» TASK DETAILS
Write out each line in which the string "title" is present.

** Start RECORDS FOR THE TASK **

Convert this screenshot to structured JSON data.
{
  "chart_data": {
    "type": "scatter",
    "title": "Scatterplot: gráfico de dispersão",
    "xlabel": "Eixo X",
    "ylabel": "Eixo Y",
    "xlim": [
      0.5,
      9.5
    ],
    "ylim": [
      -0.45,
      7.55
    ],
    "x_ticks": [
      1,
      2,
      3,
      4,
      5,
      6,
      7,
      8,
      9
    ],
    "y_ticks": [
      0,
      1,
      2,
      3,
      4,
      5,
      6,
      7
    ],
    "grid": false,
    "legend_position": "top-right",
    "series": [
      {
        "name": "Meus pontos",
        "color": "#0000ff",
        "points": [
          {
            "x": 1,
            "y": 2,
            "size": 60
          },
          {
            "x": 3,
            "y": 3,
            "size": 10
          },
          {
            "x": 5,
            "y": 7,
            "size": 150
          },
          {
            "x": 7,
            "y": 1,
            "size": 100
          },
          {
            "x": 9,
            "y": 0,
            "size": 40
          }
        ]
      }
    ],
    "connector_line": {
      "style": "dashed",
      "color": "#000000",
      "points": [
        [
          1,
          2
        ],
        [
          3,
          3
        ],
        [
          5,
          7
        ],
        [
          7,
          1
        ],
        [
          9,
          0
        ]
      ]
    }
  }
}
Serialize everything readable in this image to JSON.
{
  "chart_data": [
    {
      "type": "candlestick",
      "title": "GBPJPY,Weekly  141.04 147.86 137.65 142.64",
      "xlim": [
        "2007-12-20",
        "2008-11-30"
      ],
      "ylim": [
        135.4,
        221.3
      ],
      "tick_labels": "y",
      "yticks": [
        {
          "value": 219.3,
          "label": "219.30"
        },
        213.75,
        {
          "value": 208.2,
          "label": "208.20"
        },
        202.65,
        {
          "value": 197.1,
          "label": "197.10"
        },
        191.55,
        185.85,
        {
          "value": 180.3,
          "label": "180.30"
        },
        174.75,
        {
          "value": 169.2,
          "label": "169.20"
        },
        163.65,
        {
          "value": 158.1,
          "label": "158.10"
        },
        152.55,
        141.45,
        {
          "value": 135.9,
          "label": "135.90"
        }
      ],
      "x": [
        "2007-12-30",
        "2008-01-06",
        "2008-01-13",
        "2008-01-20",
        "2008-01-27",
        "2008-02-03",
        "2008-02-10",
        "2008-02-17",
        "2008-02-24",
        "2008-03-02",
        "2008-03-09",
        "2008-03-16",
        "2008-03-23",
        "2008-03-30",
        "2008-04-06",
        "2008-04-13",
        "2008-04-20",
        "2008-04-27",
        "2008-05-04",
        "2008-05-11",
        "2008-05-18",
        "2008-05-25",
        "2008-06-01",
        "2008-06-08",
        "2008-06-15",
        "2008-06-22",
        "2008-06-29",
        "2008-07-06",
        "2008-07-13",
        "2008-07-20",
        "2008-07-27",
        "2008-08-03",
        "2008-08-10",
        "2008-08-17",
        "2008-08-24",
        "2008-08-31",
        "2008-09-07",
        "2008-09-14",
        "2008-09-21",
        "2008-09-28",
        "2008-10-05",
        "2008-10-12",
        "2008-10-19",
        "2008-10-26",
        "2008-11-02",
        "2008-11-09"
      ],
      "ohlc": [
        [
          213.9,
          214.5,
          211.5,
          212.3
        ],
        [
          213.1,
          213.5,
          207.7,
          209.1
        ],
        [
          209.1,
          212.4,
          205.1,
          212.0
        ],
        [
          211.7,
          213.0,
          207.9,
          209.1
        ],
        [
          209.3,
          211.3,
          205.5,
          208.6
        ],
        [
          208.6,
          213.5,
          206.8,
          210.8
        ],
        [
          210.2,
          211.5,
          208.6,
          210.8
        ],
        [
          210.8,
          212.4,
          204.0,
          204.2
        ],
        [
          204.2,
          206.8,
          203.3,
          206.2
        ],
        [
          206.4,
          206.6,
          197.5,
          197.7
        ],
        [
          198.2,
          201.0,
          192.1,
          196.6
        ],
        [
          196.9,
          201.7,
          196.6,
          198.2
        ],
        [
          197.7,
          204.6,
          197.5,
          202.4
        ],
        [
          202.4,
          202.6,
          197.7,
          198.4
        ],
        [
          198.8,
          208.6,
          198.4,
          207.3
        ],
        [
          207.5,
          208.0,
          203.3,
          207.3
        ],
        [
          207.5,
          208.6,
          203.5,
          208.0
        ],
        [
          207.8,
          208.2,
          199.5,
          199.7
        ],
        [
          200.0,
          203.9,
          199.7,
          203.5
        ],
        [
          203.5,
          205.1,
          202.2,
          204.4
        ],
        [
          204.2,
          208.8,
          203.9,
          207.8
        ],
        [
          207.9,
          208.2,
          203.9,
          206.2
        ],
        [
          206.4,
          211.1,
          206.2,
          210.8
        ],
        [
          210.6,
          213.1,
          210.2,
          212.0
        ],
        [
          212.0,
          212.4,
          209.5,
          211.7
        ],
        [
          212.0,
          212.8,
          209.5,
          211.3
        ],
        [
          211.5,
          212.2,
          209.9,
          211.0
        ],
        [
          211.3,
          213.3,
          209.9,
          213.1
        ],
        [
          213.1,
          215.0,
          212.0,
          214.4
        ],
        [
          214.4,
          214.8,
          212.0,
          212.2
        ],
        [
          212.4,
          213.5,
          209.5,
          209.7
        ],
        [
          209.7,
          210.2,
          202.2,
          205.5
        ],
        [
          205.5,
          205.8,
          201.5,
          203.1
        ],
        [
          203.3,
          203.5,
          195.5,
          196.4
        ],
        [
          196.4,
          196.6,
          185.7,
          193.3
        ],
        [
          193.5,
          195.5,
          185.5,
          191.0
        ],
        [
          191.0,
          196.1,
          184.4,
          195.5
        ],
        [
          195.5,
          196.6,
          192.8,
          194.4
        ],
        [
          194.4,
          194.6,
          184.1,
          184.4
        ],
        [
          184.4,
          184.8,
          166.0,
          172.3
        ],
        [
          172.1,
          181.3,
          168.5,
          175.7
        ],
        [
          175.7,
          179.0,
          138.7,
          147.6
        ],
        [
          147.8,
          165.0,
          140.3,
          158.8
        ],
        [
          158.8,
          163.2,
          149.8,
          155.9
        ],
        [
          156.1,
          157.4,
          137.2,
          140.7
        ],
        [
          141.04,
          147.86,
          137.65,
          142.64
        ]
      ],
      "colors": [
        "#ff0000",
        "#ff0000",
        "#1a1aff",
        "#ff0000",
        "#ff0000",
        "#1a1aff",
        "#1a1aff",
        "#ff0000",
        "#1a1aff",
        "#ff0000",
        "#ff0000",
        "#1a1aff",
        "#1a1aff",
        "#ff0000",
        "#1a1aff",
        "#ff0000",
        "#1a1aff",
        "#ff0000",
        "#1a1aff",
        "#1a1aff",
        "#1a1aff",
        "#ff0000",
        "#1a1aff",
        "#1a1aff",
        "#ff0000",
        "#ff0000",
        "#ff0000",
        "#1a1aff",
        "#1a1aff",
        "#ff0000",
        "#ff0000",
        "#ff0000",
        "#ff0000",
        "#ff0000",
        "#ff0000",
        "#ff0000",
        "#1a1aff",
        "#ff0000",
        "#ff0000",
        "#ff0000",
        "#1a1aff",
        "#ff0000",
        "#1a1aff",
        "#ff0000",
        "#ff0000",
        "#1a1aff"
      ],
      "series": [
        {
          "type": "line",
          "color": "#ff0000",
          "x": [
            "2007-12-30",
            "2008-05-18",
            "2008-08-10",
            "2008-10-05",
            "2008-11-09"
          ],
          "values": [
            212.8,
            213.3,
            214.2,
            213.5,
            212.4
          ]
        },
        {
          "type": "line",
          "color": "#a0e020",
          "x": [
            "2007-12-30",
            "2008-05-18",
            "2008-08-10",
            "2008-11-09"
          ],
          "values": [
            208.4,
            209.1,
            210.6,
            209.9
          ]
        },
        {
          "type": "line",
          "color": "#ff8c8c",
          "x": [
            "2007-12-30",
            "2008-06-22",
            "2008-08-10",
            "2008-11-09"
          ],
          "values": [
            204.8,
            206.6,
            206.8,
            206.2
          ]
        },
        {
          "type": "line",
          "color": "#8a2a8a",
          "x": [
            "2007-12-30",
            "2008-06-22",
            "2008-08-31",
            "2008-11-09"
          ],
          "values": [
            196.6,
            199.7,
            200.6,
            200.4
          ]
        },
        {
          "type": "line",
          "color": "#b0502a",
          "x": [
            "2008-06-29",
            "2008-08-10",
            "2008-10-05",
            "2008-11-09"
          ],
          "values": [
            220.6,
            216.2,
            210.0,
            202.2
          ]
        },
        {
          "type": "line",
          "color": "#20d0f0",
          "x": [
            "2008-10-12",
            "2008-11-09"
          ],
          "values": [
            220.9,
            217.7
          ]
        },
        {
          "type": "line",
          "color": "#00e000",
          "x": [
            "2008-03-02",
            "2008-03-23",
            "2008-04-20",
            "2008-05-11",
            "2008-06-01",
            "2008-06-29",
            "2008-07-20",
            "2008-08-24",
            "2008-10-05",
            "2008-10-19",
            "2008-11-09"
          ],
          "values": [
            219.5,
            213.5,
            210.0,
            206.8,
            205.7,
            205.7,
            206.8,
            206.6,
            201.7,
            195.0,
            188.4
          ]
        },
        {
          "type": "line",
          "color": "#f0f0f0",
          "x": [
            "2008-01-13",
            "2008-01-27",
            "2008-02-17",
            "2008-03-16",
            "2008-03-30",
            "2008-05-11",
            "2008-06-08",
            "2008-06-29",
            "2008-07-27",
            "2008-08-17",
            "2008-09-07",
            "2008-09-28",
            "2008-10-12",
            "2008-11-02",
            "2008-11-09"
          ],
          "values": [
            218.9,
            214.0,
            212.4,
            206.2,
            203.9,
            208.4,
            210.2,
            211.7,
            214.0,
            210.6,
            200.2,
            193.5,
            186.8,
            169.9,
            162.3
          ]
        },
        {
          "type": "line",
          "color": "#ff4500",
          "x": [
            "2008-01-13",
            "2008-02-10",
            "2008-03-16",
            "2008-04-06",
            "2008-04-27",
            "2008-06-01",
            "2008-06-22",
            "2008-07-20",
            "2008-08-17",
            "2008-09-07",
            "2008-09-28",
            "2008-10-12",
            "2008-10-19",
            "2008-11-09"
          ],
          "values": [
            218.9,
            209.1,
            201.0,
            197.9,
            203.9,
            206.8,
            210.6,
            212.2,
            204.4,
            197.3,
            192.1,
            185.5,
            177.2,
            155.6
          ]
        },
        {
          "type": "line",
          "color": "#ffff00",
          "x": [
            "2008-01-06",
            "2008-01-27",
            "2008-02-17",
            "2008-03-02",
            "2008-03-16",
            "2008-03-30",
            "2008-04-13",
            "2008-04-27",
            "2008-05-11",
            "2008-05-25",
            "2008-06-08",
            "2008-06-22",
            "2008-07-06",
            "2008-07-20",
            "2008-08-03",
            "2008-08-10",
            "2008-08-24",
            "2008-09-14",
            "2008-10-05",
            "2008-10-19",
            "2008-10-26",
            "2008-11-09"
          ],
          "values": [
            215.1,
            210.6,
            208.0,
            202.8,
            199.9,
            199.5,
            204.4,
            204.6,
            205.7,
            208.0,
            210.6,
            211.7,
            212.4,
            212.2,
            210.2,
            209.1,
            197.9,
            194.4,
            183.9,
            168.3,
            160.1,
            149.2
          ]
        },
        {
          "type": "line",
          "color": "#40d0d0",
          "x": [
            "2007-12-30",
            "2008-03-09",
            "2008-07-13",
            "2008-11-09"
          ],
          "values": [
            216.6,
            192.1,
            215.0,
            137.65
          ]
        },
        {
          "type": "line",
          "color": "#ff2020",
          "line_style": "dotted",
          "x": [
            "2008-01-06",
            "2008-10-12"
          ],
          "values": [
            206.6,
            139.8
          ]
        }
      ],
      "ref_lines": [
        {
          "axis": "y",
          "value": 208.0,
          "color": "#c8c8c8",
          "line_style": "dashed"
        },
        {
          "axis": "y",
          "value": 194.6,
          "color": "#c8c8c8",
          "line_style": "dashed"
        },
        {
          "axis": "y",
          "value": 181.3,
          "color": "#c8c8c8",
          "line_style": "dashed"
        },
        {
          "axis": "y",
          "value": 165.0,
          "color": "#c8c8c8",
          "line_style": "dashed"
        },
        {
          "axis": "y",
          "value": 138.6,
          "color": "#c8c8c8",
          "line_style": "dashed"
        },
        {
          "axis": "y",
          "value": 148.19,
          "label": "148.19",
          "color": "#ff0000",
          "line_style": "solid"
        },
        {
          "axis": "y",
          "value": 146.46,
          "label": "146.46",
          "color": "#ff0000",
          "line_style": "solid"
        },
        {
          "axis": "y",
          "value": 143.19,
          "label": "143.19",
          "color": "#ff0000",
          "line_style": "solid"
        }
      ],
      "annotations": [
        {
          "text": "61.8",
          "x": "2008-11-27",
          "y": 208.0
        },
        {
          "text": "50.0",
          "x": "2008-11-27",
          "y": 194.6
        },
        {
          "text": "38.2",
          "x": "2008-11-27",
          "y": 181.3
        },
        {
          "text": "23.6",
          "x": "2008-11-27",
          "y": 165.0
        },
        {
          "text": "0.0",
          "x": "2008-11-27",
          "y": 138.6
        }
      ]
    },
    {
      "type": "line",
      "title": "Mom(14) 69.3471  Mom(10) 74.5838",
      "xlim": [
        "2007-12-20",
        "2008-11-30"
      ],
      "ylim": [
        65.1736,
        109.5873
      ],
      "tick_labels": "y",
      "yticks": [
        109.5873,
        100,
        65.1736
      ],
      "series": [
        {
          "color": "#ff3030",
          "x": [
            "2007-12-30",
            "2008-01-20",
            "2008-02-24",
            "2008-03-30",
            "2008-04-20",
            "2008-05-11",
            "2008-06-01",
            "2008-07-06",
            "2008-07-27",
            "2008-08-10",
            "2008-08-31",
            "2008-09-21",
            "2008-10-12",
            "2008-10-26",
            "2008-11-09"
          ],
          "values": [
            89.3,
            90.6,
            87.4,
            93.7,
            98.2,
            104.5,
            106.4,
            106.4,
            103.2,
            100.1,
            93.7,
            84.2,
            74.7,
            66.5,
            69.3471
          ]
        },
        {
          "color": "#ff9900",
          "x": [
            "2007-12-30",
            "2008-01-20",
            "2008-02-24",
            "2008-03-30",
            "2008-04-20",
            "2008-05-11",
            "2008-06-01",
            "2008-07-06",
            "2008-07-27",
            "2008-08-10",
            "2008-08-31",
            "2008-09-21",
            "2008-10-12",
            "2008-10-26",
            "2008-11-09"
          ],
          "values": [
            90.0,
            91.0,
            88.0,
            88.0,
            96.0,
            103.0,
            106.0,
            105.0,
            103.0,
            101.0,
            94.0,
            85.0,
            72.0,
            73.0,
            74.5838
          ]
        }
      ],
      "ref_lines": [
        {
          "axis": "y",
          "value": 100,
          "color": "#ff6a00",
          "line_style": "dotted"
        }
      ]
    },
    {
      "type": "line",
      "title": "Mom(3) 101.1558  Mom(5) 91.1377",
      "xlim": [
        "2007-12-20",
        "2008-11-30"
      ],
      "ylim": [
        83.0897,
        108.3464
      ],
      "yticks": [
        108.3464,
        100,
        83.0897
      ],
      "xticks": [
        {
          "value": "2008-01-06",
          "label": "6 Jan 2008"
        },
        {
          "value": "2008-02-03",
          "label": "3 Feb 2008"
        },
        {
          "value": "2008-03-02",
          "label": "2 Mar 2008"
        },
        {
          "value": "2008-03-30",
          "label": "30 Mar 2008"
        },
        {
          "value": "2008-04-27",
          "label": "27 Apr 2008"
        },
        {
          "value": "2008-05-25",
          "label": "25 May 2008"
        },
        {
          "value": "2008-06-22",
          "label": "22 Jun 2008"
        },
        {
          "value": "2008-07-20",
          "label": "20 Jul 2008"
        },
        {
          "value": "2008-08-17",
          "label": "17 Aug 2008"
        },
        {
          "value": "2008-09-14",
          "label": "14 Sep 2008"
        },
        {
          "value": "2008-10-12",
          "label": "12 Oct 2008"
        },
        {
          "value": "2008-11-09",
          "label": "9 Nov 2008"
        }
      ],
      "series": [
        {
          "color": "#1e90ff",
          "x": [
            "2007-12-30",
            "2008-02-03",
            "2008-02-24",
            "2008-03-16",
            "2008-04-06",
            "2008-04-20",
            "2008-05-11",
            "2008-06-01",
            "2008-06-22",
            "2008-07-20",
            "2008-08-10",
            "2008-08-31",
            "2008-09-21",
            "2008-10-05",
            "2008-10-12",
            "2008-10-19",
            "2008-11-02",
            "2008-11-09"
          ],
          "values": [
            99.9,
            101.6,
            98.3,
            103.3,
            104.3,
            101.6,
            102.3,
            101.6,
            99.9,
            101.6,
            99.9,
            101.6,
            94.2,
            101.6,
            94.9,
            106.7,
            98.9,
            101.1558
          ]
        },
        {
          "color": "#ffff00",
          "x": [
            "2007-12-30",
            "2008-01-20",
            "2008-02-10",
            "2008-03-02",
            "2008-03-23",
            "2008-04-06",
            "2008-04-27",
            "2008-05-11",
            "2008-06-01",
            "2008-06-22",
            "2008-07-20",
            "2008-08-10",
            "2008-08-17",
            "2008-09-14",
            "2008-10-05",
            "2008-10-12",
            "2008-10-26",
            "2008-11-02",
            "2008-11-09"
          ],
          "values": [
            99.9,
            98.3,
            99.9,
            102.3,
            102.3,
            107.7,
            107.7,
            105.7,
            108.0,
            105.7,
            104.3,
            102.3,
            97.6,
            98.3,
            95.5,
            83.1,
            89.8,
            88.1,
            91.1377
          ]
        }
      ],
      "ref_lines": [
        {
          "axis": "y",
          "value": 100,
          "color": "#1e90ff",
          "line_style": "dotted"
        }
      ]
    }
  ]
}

** End RECORDS FOR THE TASK **

» RESULT
    "title": "Scatterplot: gráfico de dispersão",
      "title": "GBPJPY,Weekly  141.04 147.86 137.65 142.64",
      "title": "Mom(14) 69.3471  Mom(10) 74.5838",
      "title": "Mom(3) 101.1558  Mom(5) 91.1377",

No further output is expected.